(Data records)
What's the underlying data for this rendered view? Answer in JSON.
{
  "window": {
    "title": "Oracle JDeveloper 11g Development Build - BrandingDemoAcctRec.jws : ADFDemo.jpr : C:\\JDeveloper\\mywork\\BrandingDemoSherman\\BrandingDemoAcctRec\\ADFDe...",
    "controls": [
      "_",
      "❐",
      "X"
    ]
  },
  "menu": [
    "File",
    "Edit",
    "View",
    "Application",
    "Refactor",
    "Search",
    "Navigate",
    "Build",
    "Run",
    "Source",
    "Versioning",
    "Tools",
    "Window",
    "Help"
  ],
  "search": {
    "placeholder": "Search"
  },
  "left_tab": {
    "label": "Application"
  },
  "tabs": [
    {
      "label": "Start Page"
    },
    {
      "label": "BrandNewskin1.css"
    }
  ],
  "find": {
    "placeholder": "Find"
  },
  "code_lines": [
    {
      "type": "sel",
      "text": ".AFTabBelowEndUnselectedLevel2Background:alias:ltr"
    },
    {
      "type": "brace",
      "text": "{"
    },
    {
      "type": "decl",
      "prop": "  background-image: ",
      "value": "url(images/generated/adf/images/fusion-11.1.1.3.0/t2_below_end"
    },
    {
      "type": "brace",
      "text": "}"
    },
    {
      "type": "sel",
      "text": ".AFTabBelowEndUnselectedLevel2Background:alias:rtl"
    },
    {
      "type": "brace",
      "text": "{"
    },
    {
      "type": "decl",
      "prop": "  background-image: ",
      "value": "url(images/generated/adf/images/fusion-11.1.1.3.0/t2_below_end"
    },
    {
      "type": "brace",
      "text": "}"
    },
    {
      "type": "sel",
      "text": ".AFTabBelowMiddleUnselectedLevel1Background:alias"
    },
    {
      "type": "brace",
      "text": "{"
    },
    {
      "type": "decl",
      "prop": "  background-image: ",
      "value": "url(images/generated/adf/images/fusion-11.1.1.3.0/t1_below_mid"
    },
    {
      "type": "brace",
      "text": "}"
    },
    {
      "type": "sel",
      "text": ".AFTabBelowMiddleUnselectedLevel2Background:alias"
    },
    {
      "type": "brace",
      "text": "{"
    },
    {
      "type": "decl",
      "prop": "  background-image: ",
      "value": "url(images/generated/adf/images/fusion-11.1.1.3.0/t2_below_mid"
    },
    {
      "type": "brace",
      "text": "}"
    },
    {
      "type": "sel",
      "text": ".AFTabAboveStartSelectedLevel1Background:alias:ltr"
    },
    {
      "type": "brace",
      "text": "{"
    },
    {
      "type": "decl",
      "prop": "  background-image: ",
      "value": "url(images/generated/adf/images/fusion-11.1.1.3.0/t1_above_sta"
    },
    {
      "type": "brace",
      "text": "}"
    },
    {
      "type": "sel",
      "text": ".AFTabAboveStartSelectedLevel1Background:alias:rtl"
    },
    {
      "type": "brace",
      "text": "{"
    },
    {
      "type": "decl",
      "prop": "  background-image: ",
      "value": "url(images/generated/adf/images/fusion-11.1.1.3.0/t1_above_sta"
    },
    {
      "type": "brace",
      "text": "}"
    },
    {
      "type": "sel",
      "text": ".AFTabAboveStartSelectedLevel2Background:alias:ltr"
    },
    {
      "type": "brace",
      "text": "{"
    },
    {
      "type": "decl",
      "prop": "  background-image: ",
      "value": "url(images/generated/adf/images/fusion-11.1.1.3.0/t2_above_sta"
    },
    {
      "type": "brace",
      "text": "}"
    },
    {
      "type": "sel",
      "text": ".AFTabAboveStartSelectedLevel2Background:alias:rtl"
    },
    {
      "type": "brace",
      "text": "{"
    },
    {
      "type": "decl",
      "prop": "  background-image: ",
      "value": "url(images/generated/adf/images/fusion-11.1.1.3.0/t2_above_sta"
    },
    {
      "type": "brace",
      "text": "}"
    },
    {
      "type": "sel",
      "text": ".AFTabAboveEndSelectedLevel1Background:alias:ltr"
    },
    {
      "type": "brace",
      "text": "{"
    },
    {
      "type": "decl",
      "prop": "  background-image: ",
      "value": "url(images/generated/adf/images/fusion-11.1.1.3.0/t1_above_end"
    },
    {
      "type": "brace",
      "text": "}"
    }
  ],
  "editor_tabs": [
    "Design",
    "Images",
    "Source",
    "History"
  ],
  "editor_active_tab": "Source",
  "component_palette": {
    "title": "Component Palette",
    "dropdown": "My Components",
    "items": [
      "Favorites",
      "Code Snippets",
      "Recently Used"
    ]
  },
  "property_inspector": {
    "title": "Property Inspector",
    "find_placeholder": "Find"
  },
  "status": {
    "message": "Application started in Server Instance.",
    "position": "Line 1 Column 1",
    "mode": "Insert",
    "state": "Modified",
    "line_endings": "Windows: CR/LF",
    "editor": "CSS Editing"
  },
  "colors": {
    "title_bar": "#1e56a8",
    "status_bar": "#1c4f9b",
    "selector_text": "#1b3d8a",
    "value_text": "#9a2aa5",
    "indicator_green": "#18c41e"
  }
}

_Aim_.
Above are the records; retype every one exactly.

_Solution_.
What's the underlying data for this rendered view? Answer in JSON.
{
  "window": {
    "title": "Oracle JDeveloper 11g Development Build - BrandingDemoAcctRec.jws : ADFDemo.jpr : C:\\JDeveloper\\mywork\\BrandingDemoSherman\\BrandingDemoAcctRec\\ADFDe...",
    "controls": [
      "_",
      "❐",
      "X"
    ]
  },
  "menu": [
    "File",
    "Edit",
    "View",
    "Application",
    "Refactor",
    "Search",
    "Navigate",
    "Build",
    "Run",
    "Source",
    "Versioning",
    "Tools",
    "Window",
    "Help"
  ],
  "search": {
    "placeholder": "Search"
  },
  "left_tab": {
    "label": "Application"
  },
  "tabs": [
    {
      "label": "Start Page"
    },
    {
      "label": "BrandNewskin1.css"
    }
  ],
  "find": {
    "placeholder": "Find"
  },
  "code_lines": [
    {
      "type": "sel",
      "text": ".AFTabBelowEndUnselectedLevel2Background:alias:ltr"
    },
    {
      "type": "brace",
      "text": "{"
    },
    {
      "type": "decl",
      "prop": "  background-image: ",
      "value": "url(images/generated/adf/images/fusion-11.1.1.3.0/t2_below_end"
    },
    {
      "type": "brace",
      "text": "}"
    },
    {
      "type": "sel",
      "text": ".AFTabBelowEndUnselectedLevel2Background:alias:rtl"
    },
    {
      "type": "brace",
      "text": "{"
    },
    {
      "type": "decl",
      "prop": "  background-image: ",
      "value": "url(images/generated/adf/images/fusion-11.1.1.3.0/t2_below_end"
    },
    {
      "type": "brace",
      "text": "}"
    },
    {
      "type": "sel",
      "text": ".AFTabBelowMiddleUnselectedLevel1Background:alias"
    },
    {
      "type": "brace",
      "text": "{"
    },
    {
      "type": "decl",
      "prop": "  background-image: ",
      "value": "url(images/generated/adf/images/fusion-11.1.1.3.0/t1_below_mid"
    },
    {
      "type": "brace",
      "text": "}"
    },
    {
      "type": "sel",
      "text": ".AFTabBelowMiddleUnselectedLevel2Background:alias"
    },
    {
      "type": "brace",
      "text": "{"
    },
    {
      "type": "decl",
      "prop": "  background-image: ",
      "value": "url(images/generated/adf/images/fusion-11.1.1.3.0/t2_below_mid"
    },
    {
      "type": "brace",
      "text": "}"
    },
    {
      "type": "sel",
      "text": ".AFTabAboveStartSelectedLevel1Background:alias:ltr"
    },
    {
      "type": "brace",
      "text": "{"
    },
    {
      "type": "decl",
      "prop": "  background-image: ",
      "value": "url(images/generated/adf/images/fusion-11.1.1.3.0/t1_above_sta"
    },
    {
      "type": "brace",
      "text": "}"
    },
    {
      "type": "sel",
      "text": ".AFTabAboveStartSelectedLevel1Background:alias:rtl"
    },
    {
      "type": "brace",
      "text": "{"
    },
    {
      "type": "decl",
      "prop": "  background-image: ",
      "value": "url(images/generated/adf/images/fusion-11.1.1.3.0/t1_above_sta"
    },
    {
      "type": "brace",
      "text": "}"
    },
    {
      "type": "sel",
      "text": ".AFTabAboveStartSelectedLevel2Background:alias:ltr"
    },
    {
      "type": "brace",
      "text": "{"
    },
    {
      "type": "decl",
      "prop": "  background-image: ",
      "value": "url(images/generated/adf/images/fusion-11.1.1.3.0/t2_above_sta"
    },
    {
      "type": "brace",
      "text": "}"
    },
    {
      "type": "sel",
      "text": ".AFTabAboveStartSelectedLevel2Background:alias:rtl"
    },
    {
      "type": "brace",
      "text": "{"
    },
    {
      "type": "decl",
      "prop": "  background-image: ",
      "value": "url(images/generated/adf/images/fusion-11.1.1.3.0/t2_above_sta"
    },
    {
      "type": "brace",
      "text": "}"
    },
    {
      "type": "sel",
      "text": ".AFTabAboveEndSelectedLevel1Background:alias:ltr"
    },
    {
      "type": "brace",
      "text": "{"
    },
    {
      "type": "decl",
      "prop": "  background-image: ",
      "value": "url(images/generated/adf/images/fusion-11.1.1.3.0/t1_above_end"
    },
    {
      "type": "brace",
      "text": "}"
    }
  ],
  "editor_tabs": [
    "Design",
    "Images",
    "Source",
    "History"
  ],
  "editor_active_tab": "Source",
  "component_palette": {
    "title": "Component Palette",
    "dropdown": "My Components",
    "items": [
      "Favorites",
      "Code Snippets",
      "Recently Used"
    ]
  },
  "property_inspector": {
    "title": "Property Inspector",
    "find_placeholder": "Find"
  },
  "status": {
    "message": "Application started in Server Instance.",
    "position": "Line 1 Column 1",
    "mode": "Insert",
    "state": "Modified",
    "line_endings": "Windows: CR/LF",
    "editor": "CSS Editing"
  },
  "colors": {
    "title_bar": "#1e56a8",
    "status_bar": "#1c4f9b",
    "selector_text": "#1b3d8a",
    "value_text": "#9a2aa5",
    "indicator_green": "#18c41e"
  }
}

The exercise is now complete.